What to produce: Within the listing below, locate all lines containing the word "artist". Copy each one.

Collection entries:

⁂

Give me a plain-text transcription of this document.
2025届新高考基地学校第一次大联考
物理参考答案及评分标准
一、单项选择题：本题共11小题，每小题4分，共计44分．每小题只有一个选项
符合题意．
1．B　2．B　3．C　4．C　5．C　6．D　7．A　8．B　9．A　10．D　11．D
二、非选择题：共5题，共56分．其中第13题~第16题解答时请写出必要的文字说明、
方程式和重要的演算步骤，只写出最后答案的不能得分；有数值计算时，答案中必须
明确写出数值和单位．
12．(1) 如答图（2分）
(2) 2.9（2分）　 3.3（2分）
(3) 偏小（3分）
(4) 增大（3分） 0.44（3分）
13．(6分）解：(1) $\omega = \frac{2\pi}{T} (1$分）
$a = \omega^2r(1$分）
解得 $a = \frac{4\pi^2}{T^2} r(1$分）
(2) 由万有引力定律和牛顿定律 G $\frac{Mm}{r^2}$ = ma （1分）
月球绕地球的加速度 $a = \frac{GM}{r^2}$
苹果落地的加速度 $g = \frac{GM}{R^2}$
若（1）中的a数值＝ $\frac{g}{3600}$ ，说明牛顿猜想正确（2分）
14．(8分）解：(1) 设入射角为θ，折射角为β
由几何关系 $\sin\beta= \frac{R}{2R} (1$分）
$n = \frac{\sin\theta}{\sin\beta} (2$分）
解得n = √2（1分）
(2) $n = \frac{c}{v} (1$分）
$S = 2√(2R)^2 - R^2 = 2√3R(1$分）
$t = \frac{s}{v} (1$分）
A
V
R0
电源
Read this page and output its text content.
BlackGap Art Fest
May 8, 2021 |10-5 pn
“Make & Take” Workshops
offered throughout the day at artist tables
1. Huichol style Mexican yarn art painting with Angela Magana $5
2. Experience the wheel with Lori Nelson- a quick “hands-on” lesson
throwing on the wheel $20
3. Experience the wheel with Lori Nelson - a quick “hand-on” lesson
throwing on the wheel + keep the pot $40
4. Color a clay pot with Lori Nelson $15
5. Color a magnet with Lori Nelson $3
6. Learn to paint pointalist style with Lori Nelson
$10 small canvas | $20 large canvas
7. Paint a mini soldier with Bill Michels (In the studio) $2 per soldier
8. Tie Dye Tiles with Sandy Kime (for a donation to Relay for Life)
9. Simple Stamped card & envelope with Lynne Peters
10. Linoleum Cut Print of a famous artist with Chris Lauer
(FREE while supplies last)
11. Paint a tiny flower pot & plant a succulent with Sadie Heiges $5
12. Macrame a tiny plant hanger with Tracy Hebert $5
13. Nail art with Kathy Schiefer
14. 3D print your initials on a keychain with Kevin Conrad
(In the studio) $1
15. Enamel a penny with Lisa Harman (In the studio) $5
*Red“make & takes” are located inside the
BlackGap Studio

⁂

Task output:
offered throughout the day at artist tables
10. Linoleum Cut Print of a famous artist with Chris Lauer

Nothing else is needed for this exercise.